◆ MATERIAL PROVIDED
● ● ● ●
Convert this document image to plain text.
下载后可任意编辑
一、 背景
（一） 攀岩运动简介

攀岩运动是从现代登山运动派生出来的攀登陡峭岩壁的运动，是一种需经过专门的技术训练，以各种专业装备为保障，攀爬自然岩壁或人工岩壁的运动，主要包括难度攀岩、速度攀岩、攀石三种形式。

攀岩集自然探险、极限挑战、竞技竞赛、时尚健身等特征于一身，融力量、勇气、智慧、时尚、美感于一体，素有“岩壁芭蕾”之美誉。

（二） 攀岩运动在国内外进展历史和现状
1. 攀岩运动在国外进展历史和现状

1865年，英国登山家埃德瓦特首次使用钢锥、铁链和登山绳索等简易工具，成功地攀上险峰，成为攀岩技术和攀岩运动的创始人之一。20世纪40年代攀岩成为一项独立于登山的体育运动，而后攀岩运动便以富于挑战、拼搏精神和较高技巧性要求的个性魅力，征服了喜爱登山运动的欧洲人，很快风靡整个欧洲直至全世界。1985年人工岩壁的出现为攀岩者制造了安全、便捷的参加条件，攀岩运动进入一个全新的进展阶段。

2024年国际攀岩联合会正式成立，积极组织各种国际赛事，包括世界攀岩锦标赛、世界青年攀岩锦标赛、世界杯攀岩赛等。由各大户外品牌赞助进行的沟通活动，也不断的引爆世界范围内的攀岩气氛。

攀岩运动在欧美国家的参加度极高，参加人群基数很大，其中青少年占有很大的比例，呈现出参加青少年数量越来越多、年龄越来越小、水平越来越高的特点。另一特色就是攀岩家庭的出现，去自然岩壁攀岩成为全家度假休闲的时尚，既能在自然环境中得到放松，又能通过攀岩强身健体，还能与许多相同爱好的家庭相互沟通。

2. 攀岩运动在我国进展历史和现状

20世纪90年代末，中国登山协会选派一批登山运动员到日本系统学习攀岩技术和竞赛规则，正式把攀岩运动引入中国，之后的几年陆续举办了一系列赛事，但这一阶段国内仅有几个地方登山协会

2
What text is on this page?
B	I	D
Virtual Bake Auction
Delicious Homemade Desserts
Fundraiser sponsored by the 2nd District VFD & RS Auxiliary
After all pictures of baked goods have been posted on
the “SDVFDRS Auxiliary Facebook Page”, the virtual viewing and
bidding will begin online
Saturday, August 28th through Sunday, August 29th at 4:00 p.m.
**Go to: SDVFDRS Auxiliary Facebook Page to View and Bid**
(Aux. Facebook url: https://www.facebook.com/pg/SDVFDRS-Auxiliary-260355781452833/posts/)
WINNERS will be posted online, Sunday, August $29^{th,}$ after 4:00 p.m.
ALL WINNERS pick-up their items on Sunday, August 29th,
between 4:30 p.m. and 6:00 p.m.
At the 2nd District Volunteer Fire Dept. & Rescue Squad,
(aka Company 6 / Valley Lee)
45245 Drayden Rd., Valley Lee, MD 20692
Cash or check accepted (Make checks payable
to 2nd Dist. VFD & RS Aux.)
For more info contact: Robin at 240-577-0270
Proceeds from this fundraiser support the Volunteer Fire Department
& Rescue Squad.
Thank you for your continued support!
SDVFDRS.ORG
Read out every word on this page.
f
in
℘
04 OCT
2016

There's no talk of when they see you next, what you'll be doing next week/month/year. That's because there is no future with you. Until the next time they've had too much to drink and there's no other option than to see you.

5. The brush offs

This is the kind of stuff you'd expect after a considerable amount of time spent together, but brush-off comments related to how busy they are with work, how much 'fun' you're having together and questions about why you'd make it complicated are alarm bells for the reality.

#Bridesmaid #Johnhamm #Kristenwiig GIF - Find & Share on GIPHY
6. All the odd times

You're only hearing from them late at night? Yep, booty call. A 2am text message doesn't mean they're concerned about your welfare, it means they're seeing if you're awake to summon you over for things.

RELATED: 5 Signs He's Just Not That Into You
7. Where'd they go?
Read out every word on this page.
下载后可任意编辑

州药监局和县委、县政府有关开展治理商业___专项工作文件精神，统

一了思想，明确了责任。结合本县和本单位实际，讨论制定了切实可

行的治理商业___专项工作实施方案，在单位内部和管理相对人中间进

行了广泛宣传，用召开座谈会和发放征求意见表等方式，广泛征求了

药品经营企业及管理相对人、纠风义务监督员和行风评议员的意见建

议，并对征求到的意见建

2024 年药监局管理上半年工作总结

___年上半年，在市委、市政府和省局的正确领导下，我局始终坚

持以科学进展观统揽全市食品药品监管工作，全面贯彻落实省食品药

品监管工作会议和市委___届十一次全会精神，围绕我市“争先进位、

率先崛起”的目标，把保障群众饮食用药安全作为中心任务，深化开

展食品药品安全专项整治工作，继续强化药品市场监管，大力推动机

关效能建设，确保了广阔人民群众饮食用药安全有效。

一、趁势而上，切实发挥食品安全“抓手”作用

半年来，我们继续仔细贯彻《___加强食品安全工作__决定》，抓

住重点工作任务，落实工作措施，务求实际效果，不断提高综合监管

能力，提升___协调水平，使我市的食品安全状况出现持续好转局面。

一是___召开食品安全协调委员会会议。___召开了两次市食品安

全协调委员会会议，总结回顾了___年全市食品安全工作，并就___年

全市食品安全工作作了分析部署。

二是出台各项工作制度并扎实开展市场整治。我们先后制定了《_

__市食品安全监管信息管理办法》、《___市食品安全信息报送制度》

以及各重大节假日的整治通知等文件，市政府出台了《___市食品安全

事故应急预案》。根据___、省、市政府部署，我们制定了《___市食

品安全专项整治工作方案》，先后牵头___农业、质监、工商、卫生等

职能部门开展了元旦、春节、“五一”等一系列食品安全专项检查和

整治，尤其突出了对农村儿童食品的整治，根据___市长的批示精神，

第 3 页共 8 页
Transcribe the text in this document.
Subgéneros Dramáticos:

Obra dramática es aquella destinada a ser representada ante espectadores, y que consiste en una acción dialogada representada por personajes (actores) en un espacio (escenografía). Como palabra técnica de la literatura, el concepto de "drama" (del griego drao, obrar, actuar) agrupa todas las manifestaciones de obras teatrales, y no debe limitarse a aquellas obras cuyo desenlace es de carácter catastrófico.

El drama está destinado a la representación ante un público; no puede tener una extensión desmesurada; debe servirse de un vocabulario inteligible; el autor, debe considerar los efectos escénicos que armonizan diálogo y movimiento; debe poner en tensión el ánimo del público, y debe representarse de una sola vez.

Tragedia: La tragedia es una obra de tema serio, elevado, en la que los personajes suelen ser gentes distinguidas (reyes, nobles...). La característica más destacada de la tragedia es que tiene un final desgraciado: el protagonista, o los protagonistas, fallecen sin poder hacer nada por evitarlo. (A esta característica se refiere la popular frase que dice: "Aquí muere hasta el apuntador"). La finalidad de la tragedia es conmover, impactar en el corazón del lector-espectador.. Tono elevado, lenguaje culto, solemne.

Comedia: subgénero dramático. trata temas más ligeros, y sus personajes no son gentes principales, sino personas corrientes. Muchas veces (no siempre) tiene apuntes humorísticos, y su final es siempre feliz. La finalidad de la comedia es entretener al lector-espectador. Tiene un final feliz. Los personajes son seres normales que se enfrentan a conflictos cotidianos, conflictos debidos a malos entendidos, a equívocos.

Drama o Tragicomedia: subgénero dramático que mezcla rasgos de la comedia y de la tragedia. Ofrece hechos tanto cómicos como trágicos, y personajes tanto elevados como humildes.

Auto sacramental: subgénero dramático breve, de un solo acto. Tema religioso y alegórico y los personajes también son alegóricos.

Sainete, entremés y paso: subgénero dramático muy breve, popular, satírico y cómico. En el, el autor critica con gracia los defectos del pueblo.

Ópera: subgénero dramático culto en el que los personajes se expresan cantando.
● ● ● ●
Return each full line of the entries that contains the word "brush".

◆ RESPONSE TO THIS EXERCISE
5. The brush offs
This is the kind of stuff you'd expect after a considerable amount of time spent together, but brush-off comments related to how busy they are with work, how much 'fun' you're having together and questions about why you'd make it complicated are alarm bells for the reality.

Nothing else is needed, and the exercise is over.